Description of the task: Could you continue the IPSec memo, picking up right after its definition of a key management proxy?

This document discusses some scenarios where IPSec can be used to achieve
this functionality. We also discuss the security implications under each of
this scenario.
Familiarity with the following documents is assumed: "Security
Architecture for the Internet Protocol" [RFC-1825], "IP
Authentication Header" [RFC-1826], "IP Encapsulated Security Payload"
[RFC-1827].
1.1
This section defines certain terms used in this memo in order to communicate
with greater clarity.
NODE Any system implementing the TCP/IP protocol suite.
HOST Any IP node that does not forward packets not addressed
to the node itself.
ROUTER An IP node that forwards packets not addressed to itself.
FIREWALL An IP node located on the perimeter of an administrative
domain that implements that domain's security policy.
A firewall usually performs address and port-based
packet filtering and usually has stateful proxy servers
for EMAIL and other services.
ENCRYPTING FIREWALL A firewall that implements full IP Security,
including AH and both tunnel-mode and transport-mode ESP.
PROXY SECURITY SERVER A node that encrypts or decrypts traffic on
behalf of some other node. Encrypting Firewalls often also
function as proxy security servers.
KEY MANAGEMENT PROXY A node implementing a key management protocol on
behalf of some other node.

Spatial annotation entries:
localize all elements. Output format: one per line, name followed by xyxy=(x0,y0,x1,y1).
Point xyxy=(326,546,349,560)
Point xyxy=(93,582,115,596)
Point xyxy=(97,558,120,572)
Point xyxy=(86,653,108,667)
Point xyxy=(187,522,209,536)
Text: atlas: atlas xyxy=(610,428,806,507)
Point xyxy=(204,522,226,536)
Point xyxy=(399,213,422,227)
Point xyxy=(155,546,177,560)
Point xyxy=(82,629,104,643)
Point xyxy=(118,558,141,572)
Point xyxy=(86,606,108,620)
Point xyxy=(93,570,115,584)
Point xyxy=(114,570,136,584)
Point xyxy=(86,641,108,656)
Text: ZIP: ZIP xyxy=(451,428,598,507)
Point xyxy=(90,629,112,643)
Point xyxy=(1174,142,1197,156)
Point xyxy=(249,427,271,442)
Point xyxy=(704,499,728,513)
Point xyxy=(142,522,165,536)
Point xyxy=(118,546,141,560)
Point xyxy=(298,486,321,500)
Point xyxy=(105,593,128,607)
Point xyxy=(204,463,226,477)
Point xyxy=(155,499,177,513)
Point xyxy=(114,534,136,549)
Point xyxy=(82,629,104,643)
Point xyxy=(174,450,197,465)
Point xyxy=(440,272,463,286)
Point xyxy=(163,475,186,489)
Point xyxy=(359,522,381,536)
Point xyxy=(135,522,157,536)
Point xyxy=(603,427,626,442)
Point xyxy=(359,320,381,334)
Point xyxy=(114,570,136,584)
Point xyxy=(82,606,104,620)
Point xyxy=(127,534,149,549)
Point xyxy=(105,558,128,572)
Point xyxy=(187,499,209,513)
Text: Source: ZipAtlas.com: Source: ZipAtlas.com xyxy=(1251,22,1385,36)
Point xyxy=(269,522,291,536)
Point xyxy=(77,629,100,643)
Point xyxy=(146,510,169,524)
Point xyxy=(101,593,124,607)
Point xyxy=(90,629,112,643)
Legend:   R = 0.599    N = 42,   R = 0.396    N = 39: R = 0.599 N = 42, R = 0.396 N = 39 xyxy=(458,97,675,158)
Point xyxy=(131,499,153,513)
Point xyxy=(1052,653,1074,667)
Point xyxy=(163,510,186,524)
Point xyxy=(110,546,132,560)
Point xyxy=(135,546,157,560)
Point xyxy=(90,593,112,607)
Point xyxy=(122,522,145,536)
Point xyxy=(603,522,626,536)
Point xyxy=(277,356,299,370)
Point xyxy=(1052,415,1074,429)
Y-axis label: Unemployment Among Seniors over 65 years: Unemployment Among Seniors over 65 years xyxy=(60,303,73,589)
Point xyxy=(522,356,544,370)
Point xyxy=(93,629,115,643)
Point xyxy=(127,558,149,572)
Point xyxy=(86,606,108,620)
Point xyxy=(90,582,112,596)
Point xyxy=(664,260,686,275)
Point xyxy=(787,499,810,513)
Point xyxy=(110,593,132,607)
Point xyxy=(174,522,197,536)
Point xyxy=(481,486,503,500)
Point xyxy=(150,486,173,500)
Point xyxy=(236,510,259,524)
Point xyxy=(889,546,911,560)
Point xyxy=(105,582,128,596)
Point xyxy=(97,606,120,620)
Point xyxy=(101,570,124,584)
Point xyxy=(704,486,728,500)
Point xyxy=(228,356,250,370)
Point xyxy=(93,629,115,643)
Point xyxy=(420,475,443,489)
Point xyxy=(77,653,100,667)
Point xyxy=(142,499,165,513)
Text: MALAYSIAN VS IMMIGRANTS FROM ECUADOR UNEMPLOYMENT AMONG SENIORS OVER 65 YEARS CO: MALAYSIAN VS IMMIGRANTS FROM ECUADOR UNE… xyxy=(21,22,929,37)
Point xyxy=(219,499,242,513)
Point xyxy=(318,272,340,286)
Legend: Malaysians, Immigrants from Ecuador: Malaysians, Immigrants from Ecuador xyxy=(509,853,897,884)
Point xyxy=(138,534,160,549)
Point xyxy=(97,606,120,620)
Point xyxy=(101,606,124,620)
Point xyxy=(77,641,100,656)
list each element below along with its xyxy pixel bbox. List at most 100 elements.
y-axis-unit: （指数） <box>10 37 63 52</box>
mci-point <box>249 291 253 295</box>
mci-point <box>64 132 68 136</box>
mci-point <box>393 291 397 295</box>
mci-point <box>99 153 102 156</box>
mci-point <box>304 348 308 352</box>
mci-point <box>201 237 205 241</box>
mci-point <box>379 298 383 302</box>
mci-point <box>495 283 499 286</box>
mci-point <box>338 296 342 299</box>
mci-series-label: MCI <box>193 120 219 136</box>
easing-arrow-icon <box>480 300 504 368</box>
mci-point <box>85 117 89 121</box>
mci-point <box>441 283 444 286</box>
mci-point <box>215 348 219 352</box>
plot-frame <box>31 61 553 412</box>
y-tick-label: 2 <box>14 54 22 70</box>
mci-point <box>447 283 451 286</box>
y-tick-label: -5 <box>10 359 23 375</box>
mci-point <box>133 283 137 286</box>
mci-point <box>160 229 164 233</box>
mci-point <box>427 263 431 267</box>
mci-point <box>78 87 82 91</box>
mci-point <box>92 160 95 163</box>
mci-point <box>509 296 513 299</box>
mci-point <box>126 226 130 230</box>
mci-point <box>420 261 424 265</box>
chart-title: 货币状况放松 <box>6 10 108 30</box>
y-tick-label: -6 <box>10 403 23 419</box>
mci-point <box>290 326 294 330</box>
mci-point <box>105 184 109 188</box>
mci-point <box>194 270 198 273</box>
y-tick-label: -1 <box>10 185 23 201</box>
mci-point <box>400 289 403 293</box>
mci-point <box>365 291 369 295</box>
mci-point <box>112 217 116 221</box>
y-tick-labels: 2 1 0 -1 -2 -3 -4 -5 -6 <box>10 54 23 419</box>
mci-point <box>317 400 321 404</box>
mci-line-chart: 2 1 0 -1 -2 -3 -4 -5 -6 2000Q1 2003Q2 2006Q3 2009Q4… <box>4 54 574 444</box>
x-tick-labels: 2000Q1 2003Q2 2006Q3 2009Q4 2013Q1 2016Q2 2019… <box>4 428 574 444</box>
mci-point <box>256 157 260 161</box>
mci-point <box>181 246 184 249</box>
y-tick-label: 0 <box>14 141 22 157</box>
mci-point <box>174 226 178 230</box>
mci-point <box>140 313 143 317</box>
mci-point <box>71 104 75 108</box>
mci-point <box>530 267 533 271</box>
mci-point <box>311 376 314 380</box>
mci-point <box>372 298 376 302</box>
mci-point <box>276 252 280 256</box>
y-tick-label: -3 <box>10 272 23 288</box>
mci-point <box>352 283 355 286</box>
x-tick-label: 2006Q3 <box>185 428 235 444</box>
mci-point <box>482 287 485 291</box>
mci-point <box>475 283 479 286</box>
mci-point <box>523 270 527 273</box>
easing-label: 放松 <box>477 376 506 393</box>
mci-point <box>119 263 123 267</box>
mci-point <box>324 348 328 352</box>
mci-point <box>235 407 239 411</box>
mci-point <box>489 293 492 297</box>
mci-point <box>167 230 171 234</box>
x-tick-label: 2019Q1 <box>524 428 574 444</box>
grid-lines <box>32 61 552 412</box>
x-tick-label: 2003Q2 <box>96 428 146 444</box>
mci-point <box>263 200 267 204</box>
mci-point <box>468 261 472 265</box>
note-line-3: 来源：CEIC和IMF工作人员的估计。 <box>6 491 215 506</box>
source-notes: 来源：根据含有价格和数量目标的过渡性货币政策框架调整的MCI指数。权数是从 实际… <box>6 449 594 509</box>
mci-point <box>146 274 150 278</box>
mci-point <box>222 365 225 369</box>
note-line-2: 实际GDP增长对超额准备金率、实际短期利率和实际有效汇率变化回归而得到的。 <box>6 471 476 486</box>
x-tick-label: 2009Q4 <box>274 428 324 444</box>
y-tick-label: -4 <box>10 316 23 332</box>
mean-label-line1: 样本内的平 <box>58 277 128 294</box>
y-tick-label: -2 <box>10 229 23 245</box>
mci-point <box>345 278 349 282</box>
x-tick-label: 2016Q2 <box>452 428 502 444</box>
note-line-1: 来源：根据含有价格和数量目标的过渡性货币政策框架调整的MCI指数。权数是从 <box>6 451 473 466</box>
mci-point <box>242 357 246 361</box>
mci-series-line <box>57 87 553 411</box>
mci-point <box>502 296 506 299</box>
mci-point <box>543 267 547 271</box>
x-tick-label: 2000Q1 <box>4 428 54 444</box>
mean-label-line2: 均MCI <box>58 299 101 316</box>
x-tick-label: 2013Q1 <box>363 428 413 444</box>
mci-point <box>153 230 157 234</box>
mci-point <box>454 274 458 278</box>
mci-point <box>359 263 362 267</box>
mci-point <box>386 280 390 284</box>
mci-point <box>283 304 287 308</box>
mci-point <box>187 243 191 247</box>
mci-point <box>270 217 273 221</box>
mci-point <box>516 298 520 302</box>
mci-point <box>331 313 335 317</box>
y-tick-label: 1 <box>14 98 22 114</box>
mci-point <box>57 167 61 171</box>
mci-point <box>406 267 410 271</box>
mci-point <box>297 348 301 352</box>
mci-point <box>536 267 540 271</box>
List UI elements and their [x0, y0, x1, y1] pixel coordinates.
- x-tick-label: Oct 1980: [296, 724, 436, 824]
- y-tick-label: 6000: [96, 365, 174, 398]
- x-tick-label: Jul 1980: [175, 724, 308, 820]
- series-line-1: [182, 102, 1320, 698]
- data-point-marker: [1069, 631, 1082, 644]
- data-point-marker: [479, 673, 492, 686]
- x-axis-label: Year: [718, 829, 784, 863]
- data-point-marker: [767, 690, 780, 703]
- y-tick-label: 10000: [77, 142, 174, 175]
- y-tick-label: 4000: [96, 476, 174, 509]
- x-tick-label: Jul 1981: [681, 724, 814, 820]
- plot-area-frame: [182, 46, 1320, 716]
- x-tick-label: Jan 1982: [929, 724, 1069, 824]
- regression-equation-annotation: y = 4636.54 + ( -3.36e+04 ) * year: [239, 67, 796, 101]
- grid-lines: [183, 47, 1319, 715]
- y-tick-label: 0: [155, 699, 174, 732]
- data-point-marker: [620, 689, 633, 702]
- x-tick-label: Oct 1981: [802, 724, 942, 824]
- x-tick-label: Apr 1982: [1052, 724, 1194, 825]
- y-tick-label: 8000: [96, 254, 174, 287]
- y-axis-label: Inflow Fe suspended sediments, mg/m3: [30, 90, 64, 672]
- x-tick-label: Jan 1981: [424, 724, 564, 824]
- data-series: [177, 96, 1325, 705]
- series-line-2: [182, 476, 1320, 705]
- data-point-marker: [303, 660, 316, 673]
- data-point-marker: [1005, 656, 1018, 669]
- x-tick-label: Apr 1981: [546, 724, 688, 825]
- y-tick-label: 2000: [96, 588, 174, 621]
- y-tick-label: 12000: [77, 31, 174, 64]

Reply:
MOBILE NODE A node that is mobile and is not permanently attached
to a fixed location from the perspective of IP.
PRIVATE ADDRESS An IP address that is not globally unique and is only
useful within a particular private administrative domain.
NAT Network Address Translator. A router that selectively
translates IP addresses in packets prior to forwarding
the packets. NATs are commonly used to connect network
regions where private addressing is in use to network
regions having conflicting private addressing or having
globally-unique addressing.
SECURE PACKET In this document this term is used to represent an IP
packet with AH and/or ESP.
2. Scenarios
2.1 Remote Node into Corporate Network
Consider the case where a mobile node (host A) needs to communicate with
host B behind a firewall (F). In this case, it is necessary
that all packets from A to B always go through F. The firewall is
configured not to let any unauthenticated packets into the network. There
are a few solutions to this problem.
2.1.1 Packets tunneled to firewall
The host A establishes an SA between itself and F and sends a pkt tunneled
to F with the final destination B. In this case, F decrypts/authenticates
the pkt and forwards the pkt depending on the rules at F. The pkt is
forwarded from F to B either in clear text or using AH/ESP. If the pkt
needs to be secured the firewall needs to establish an SA between itself
and B.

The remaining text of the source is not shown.